▶ _AIM_: Send back all the data below, exactly as given.

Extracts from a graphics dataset
■ ■ ■
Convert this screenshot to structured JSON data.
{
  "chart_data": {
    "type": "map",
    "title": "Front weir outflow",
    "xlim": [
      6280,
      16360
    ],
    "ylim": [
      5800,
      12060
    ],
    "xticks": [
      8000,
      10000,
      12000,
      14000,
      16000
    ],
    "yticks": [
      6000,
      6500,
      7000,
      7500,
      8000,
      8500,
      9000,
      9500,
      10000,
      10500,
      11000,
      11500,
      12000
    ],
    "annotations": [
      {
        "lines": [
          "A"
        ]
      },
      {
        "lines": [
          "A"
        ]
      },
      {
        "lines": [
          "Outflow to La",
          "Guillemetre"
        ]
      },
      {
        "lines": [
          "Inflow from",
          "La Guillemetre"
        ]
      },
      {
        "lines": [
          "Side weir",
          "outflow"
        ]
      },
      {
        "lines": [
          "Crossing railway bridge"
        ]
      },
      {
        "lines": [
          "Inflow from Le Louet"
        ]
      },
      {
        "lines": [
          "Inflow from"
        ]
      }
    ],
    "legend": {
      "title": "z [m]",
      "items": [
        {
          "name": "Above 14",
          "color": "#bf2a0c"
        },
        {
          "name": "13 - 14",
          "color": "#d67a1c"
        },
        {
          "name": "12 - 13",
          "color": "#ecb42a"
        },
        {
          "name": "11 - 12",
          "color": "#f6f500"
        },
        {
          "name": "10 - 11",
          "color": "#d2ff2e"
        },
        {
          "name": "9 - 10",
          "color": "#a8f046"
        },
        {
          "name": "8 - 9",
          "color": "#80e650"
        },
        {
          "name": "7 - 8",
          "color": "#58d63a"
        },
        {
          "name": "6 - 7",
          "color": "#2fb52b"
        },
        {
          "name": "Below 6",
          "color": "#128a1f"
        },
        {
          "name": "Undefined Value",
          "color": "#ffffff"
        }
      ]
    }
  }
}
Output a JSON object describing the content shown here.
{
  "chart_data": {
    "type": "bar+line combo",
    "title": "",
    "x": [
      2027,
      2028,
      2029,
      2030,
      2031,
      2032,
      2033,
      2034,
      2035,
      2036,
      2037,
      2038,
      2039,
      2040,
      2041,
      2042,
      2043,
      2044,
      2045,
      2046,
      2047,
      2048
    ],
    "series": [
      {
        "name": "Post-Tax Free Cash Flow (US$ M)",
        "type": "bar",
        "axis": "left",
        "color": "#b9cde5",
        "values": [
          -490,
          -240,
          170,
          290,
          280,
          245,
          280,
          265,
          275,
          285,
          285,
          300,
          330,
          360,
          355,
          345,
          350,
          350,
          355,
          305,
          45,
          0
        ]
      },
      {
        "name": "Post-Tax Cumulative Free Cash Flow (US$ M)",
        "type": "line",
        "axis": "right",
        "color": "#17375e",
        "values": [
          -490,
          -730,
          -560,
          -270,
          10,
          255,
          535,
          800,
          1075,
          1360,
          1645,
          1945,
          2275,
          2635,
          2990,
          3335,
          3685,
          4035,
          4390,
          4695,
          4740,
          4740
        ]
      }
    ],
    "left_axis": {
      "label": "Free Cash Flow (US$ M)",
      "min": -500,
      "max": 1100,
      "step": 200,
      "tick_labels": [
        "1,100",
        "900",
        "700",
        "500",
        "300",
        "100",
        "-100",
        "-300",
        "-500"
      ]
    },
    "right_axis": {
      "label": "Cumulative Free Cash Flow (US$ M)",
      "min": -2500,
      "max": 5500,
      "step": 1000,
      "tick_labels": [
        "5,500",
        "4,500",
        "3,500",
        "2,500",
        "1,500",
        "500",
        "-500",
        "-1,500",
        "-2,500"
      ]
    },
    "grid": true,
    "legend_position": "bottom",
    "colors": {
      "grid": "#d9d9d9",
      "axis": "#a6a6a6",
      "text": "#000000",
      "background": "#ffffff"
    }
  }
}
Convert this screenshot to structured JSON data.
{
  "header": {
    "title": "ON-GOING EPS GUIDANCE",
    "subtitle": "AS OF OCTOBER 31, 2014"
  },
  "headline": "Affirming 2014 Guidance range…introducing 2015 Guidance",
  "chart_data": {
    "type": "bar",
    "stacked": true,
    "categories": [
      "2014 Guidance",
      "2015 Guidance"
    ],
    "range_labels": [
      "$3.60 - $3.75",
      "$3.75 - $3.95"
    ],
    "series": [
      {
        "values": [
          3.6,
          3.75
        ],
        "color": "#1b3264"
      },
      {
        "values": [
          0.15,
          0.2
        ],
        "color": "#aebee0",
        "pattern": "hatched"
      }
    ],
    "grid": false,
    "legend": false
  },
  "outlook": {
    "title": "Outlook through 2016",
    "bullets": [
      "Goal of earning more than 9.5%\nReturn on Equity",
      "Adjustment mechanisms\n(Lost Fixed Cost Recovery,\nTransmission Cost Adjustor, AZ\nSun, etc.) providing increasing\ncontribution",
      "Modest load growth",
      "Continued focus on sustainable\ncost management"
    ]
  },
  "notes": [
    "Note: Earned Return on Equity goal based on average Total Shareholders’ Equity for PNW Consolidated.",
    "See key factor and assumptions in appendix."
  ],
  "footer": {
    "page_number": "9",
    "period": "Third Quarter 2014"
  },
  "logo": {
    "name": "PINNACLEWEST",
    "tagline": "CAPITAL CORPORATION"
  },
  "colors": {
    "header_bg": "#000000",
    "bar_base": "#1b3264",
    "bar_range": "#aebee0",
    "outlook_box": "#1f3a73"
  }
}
■ ■ ■
▶ _RESULT_:
Convert this screenshot to structured JSON data.
{
  "chart_data": {
    "type": "map",
    "title": "Front weir outflow",
    "xlim": [
      6280,
      16360
    ],
    "ylim": [
      5800,
      12060
    ],
    "xticks": [
      8000,
      10000,
      12000,
      14000,
      16000
    ],
    "yticks": [
      6000,
      6500,
      7000,
      7500,
      8000,
      8500,
      9000,
      9500,
      10000,
      10500,
      11000,
      11500,
      12000
    ],
    "annotations": [
      {
        "lines": [
          "A"
        ]
      },
      {
        "lines": [
          "A"
        ]
      },
      {
        "lines": [
          "Outflow to La",
          "Guillemetre"
        ]
      },
      {
        "lines": [
          "Inflow from",
          "La Guillemetre"
        ]
      },
      {
        "lines": [
          "Side weir",
          "outflow"
        ]
      },
      {
        "lines": [
          "Crossing railway bridge"
        ]
      },
      {
        "lines": [
          "Inflow from Le Louet"
        ]
      },
      {
        "lines": [
          "Inflow from"
        ]
      }
    ],
    "legend": {
      "title": "z [m]",
      "items": [
        {
          "name": "Above 14",
          "color": "#bf2a0c"
        },
        {
          "name": "13 - 14",
          "color": "#d67a1c"
        },
        {
          "name": "12 - 13",
          "color": "#ecb42a"
        },
        {
          "name": "11 - 12",
          "color": "#f6f500"
        },
        {
          "name": "10 - 11",
          "color": "#d2ff2e"
        },
        {
          "name": "9 - 10",
          "color": "#a8f046"
        },
        {
          "name": "8 - 9",
          "color": "#80e650"
        },
        {
          "name": "7 - 8",
          "color": "#58d63a"
        },
        {
          "name": "6 - 7",
          "color": "#2fb52b"
        },
        {
          "name": "Below 6",
          "color": "#128a1f"
        },
        {
          "name": "Undefined Value",
          "color": "#ffffff"
        }
      ]
    }
  }
}
Output a JSON object describing the content shown here.
{
  "chart_data": {
    "type": "bar+line combo",
    "title": "",
    "x": [
      2027,
      2028,
      2029,
      2030,
      2031,
      2032,
      2033,
      2034,
      2035,
      2036,
      2037,
      2038,
      2039,
      2040,
      2041,
      2042,
      2043,
      2044,
      2045,
      2046,
      2047,
      2048
    ],
    "series": [
      {
        "name": "Post-Tax Free Cash Flow (US$ M)",
        "type": "bar",
        "axis": "left",
        "color": "#b9cde5",
        "values": [
          -490,
          -240,
          170,
          290,
          280,
          245,
          280,
          265,
          275,
          285,
          285,
          300,
          330,
          360,
          355,
          345,
          350,
          350,
          355,
          305,
          45,
          0
        ]
      },
      {
        "name": "Post-Tax Cumulative Free Cash Flow (US$ M)",
        "type": "line",
        "axis": "right",
        "color": "#17375e",
        "values": [
          -490,
          -730,
          -560,
          -270,
          10,
          255,
          535,
          800,
          1075,
          1360,
          1645,
          1945,
          2275,
          2635,
          2990,
          3335,
          3685,
          4035,
          4390,
          4695,
          4740,
          4740
        ]
      }
    ],
    "left_axis": {
      "label": "Free Cash Flow (US$ M)",
      "min": -500,
      "max": 1100,
      "step": 200,
      "tick_labels": [
        "1,100",
        "900",
        "700",
        "500",
        "300",
        "100",
        "-100",
        "-300",
        "-500"
      ]
    },
    "right_axis": {
      "label": "Cumulative Free Cash Flow (US$ M)",
      "min": -2500,
      "max": 5500,
      "step": 1000,
      "tick_labels": [
        "5,500",
        "4,500",
        "3,500",
        "2,500",
        "1,500",
        "500",
        "-500",
        "-1,500",
        "-2,500"
      ]
    },
    "grid": true,
    "legend_position": "bottom",
    "colors": {
      "grid": "#d9d9d9",
      "axis": "#a6a6a6",
      "text": "#000000",
      "background": "#ffffff"
    }
  }
}
Convert this screenshot to structured JSON data.
{
  "header": {
    "title": "ON-GOING EPS GUIDANCE",
    "subtitle": "AS OF OCTOBER 31, 2014"
  },
  "headline": "Affirming 2014 Guidance range…introducing 2015 Guidance",
  "chart_data": {
    "type": "bar",
    "stacked": true,
    "categories": [
      "2014 Guidance",
      "2015 Guidance"
    ],
    "range_labels": [
      "$3.60 - $3.75",
      "$3.75 - $3.95"
    ],
    "series": [
      {
        "values": [
          3.6,
          3.75
        ],
        "color": "#1b3264"
      },
      {
        "values": [
          0.15,
          0.2
        ],
        "color": "#aebee0",
        "pattern": "hatched"
      }
    ],
    "grid": false,
    "legend": false
  },
  "outlook": {
    "title": "Outlook through 2016",
    "bullets": [
      "Goal of earning more than 9.5%\nReturn on Equity",
      "Adjustment mechanisms\n(Lost Fixed Cost Recovery,\nTransmission Cost Adjustor, AZ\nSun, etc.) providing increasing\ncontribution",
      "Modest load growth",
      "Continued focus on sustainable\ncost management"
    ]
  },
  "notes": [
    "Note: Earned Return on Equity goal based on average Total Shareholders’ Equity for PNW Consolidated.",
    "See key factor and assumptions in appendix."
  ],
  "footer": {
    "page_number": "9",
    "period": "Third Quarter 2014"
  },
  "logo": {
    "name": "PINNACLEWEST",
    "tagline": "CAPITAL CORPORATION"
  },
  "colors": {
    "header_bg": "#000000",
    "bar_base": "#1b3264",
    "bar_range": "#aebee0",
    "outlook_box": "#1f3a73"
  }
}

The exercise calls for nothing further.